** start LISTED ENTRIES **

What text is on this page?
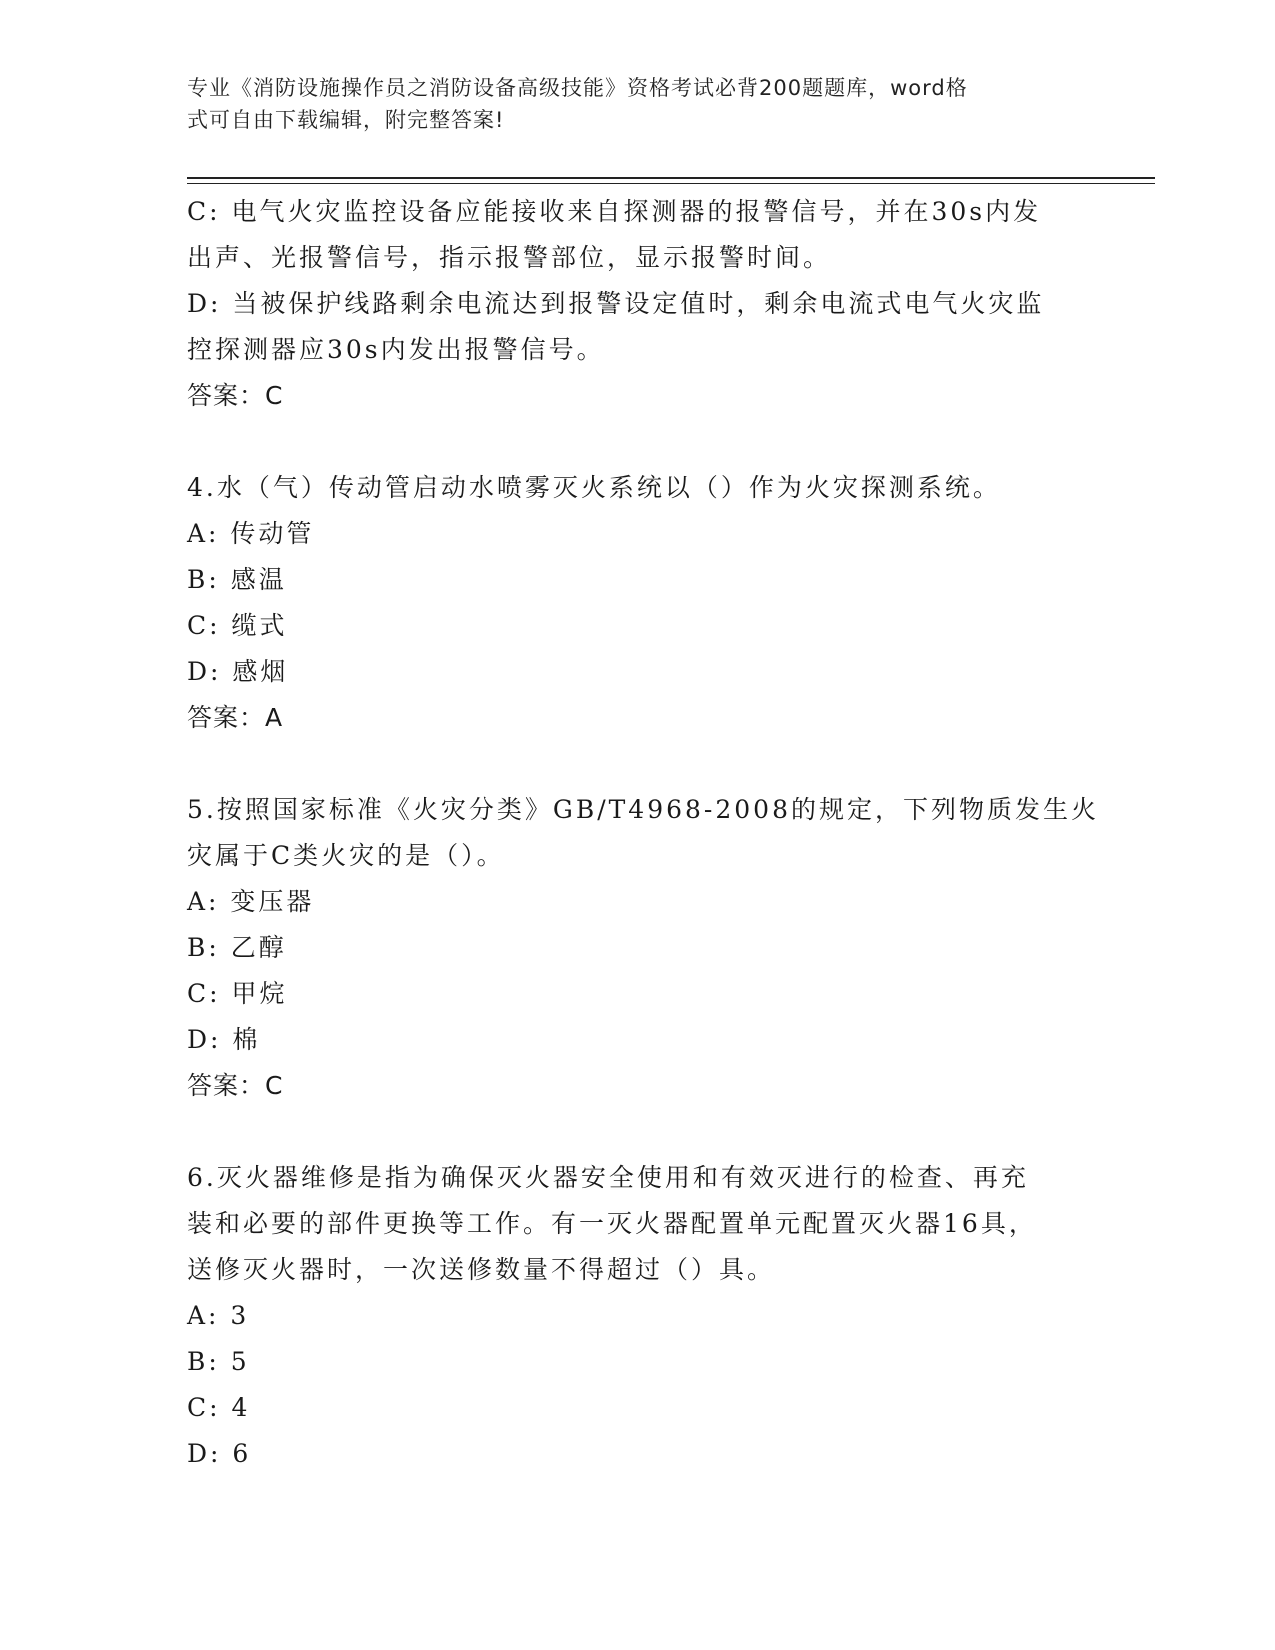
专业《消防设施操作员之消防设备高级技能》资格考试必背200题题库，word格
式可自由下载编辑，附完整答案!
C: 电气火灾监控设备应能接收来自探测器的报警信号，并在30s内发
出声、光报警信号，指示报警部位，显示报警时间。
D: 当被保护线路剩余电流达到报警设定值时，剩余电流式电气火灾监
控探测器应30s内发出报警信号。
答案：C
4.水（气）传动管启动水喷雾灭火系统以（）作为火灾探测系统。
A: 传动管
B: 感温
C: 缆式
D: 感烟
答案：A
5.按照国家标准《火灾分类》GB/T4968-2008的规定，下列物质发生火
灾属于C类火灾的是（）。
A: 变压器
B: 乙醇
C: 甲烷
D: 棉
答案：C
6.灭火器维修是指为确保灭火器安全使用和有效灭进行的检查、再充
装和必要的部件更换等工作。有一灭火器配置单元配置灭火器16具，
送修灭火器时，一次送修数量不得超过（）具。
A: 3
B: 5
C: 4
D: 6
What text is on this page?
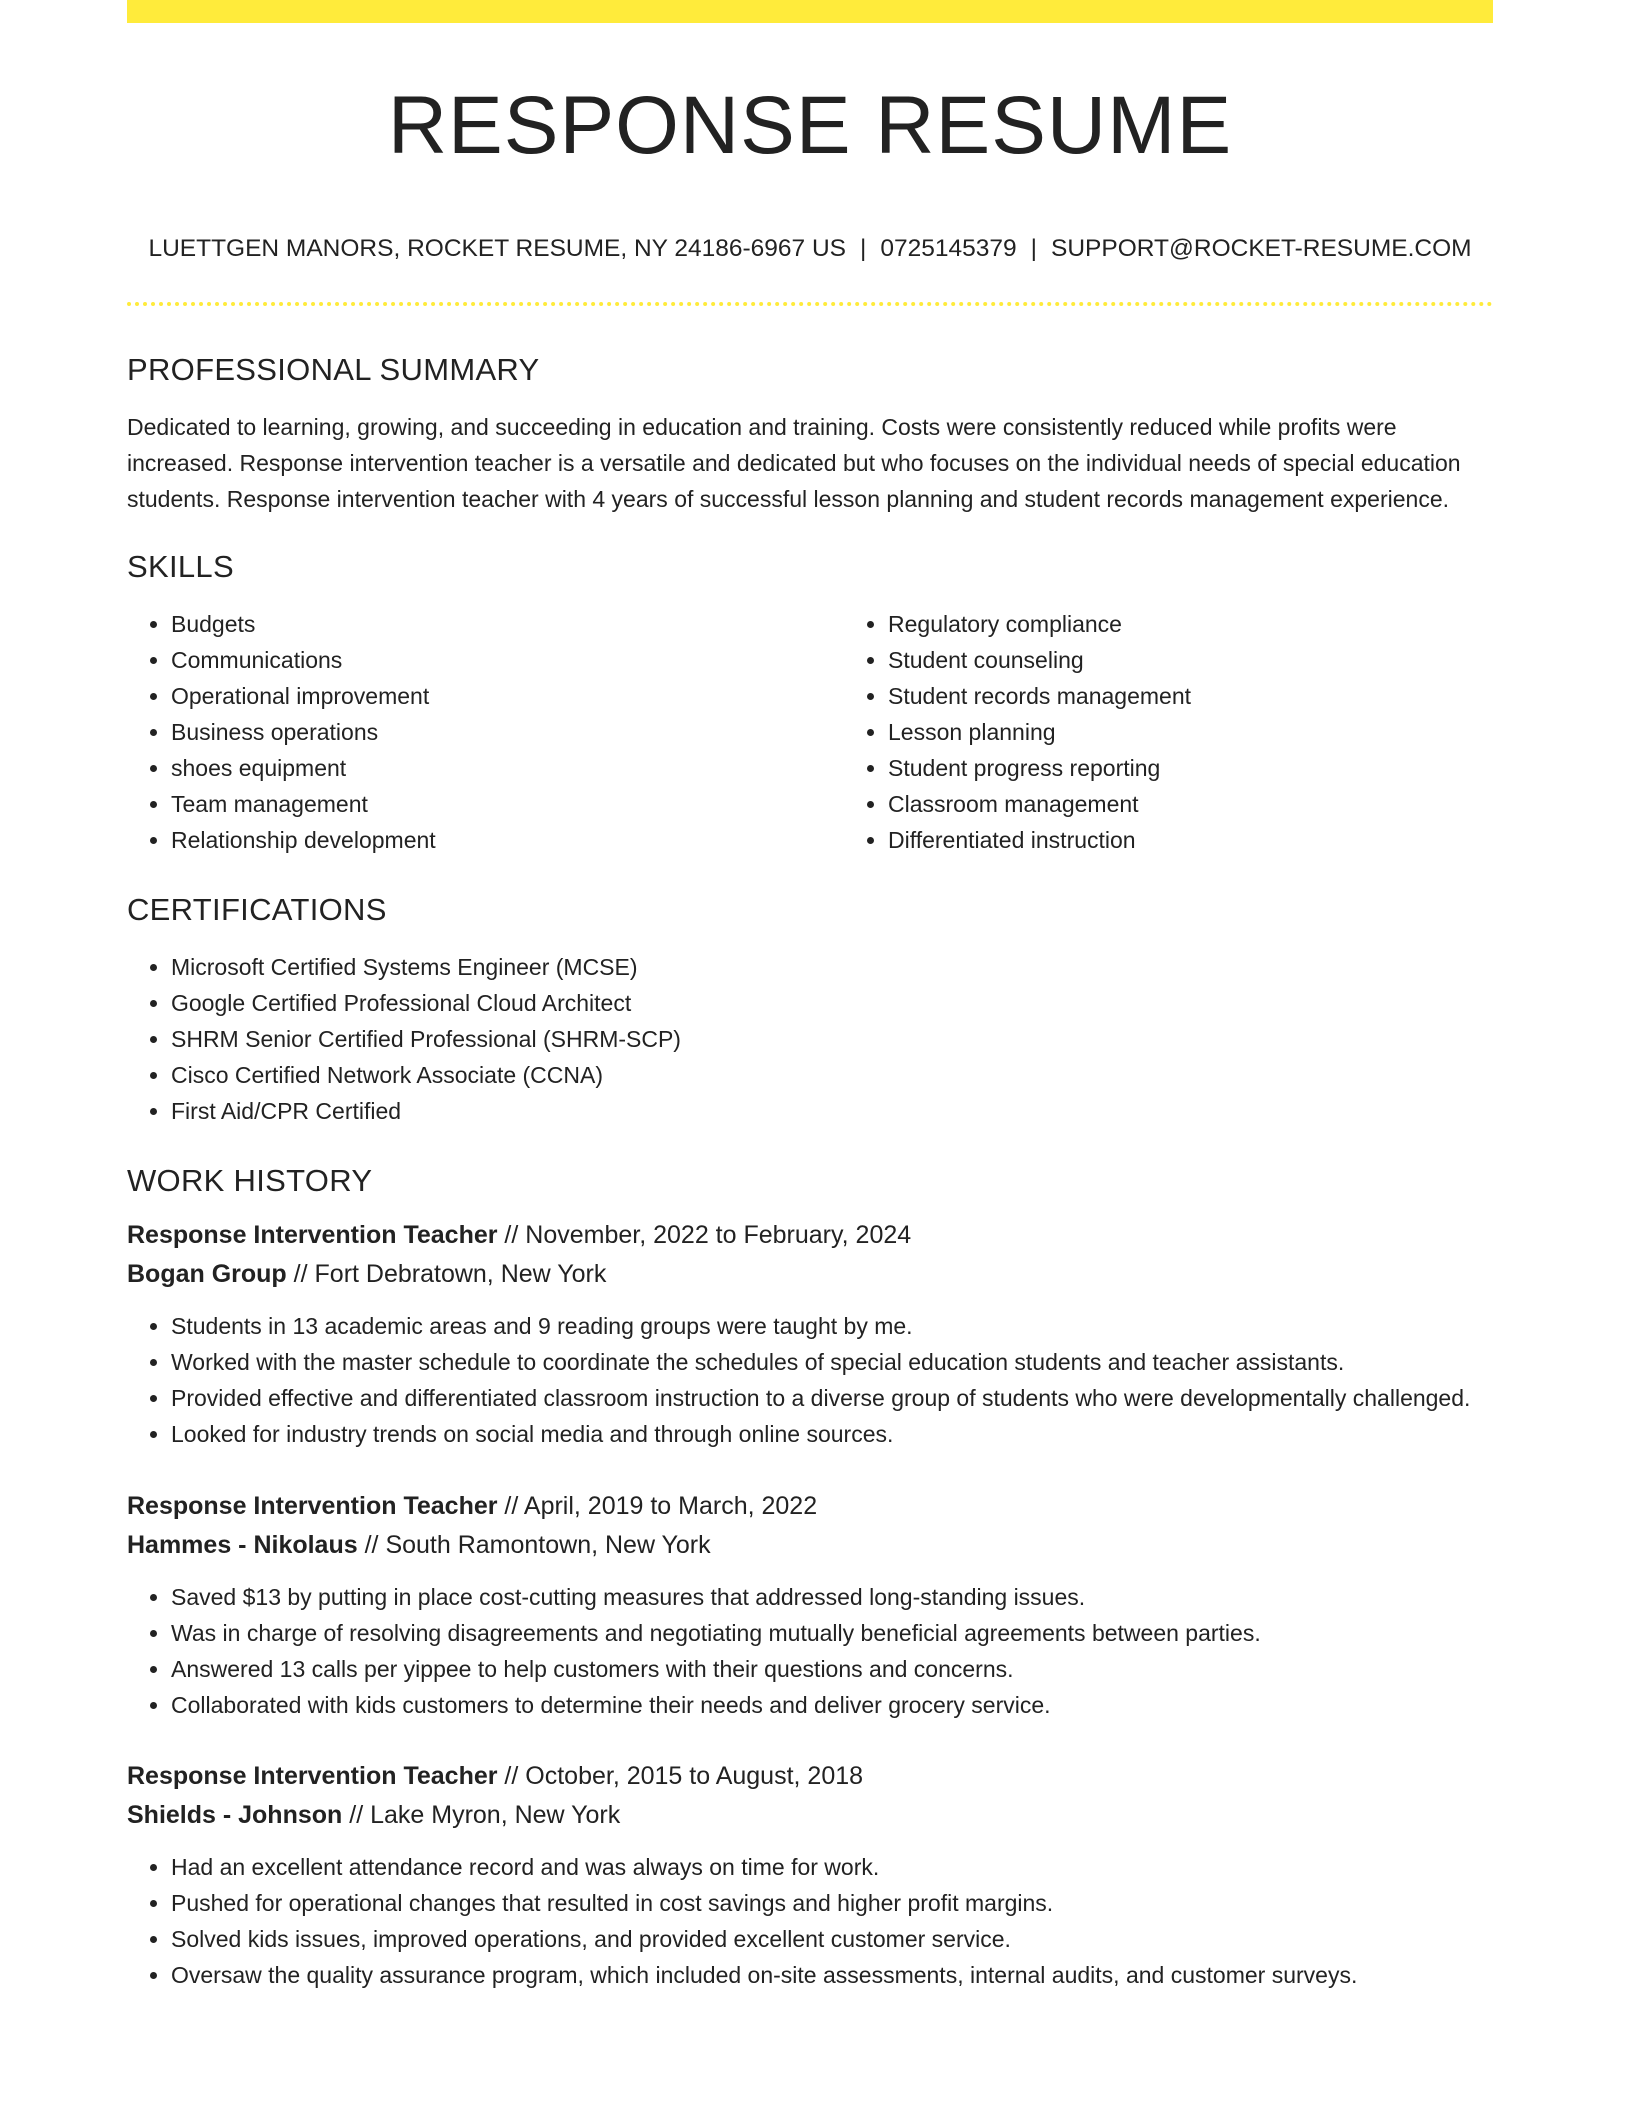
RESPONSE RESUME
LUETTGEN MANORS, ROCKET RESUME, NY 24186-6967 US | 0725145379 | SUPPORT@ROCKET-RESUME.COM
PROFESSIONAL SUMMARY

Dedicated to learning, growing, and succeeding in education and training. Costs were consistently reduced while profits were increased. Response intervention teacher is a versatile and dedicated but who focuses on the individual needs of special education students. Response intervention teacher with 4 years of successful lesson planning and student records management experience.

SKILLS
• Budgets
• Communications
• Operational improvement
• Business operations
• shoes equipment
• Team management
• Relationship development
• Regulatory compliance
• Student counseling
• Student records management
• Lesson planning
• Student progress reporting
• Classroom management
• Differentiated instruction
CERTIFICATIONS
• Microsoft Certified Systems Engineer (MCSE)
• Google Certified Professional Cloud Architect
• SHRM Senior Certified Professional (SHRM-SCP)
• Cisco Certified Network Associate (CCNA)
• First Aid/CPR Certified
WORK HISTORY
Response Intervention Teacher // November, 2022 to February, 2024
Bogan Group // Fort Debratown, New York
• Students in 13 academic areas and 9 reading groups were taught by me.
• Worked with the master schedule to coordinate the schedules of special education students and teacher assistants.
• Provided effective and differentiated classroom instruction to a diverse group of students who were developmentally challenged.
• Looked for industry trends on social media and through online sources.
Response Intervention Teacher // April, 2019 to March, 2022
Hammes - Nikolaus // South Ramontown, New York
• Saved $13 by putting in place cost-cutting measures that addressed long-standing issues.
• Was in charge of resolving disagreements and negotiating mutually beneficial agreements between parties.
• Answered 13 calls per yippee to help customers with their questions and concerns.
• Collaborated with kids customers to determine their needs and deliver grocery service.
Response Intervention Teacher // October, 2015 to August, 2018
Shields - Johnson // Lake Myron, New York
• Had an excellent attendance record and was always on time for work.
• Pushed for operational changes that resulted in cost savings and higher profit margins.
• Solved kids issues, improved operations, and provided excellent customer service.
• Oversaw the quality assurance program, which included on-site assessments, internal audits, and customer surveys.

** end LISTED ENTRIES **

EXERCISE GOAL: Omit every picture while copying the listing above exactly.

RESPONSE:
What text is on this page?
专业《消防设施操作员之消防设备高级技能》资格考试必背200题题库，word格
式可自由下载编辑，附完整答案!
C: 电气火灾监控设备应能接收来自探测器的报警信号，并在30s内发
出声、光报警信号，指示报警部位，显示报警时间。
D: 当被保护线路剩余电流达到报警设定值时，剩余电流式电气火灾监
控探测器应30s内发出报警信号。
答案：C
4.水（气）传动管启动水喷雾灭火系统以（）作为火灾探测系统。
A: 传动管
B: 感温
C: 缆式
D: 感烟
答案：A
5.按照国家标准《火灾分类》GB/T4968-2008的规定，下列物质发生火
灾属于C类火灾的是（）。
A: 变压器
B: 乙醇
C: 甲烷
D: 棉
答案：C
6.灭火器维修是指为确保灭火器安全使用和有效灭进行的检查、再充
装和必要的部件更换等工作。有一灭火器配置单元配置灭火器16具，
送修灭火器时，一次送修数量不得超过（）具。
A: 3
B: 5
C: 4
D: 6
What text is on this page?
RESPONSE RESUME
LUETTGEN MANORS, ROCKET RESUME, NY 24186-6967 US | 0725145379 | SUPPORT@ROCKET-RESUME.COM
PROFESSIONAL SUMMARY

Dedicated to learning, growing, and succeeding in education and training. Costs were consistently reduced while profits were increased. Response intervention teacher is a versatile and dedicated but who focuses on the individual needs of special education students. Response intervention teacher with 4 years of successful lesson planning and student records management experience.

SKILLS
• Budgets
• Communications
• Operational improvement
• Business operations
• shoes equipment
• Team management
• Relationship development
• Regulatory compliance
• Student counseling
• Student records management
• Lesson planning
• Student progress reporting
• Classroom management
• Differentiated instruction
CERTIFICATIONS
• Microsoft Certified Systems Engineer (MCSE)
• Google Certified Professional Cloud Architect
• SHRM Senior Certified Professional (SHRM-SCP)
• Cisco Certified Network Associate (CCNA)
• First Aid/CPR Certified
WORK HISTORY
Response Intervention Teacher // November, 2022 to February, 2024
Bogan Group // Fort Debratown, New York
• Students in 13 academic areas and 9 reading groups were taught by me.
• Worked with the master schedule to coordinate the schedules of special education students and teacher assistants.
• Provided effective and differentiated classroom instruction to a diverse group of students who were developmentally challenged.
• Looked for industry trends on social media and through online sources.
Response Intervention Teacher // April, 2019 to March, 2022
Hammes - Nikolaus // South Ramontown, New York
• Saved $13 by putting in place cost-cutting measures that addressed long-standing issues.
• Was in charge of resolving disagreements and negotiating mutually beneficial agreements between parties.
• Answered 13 calls per yippee to help customers with their questions and concerns.
• Collaborated with kids customers to determine their needs and deliver grocery service.
Response Intervention Teacher // October, 2015 to August, 2018
Shields - Johnson // Lake Myron, New York
• Had an excellent attendance record and was always on time for work.
• Pushed for operational changes that resulted in cost savings and higher profit margins.
• Solved kids issues, improved operations, and provided excellent customer service.
• Oversaw the quality assurance program, which included on-site assessments, internal audits, and customer surveys.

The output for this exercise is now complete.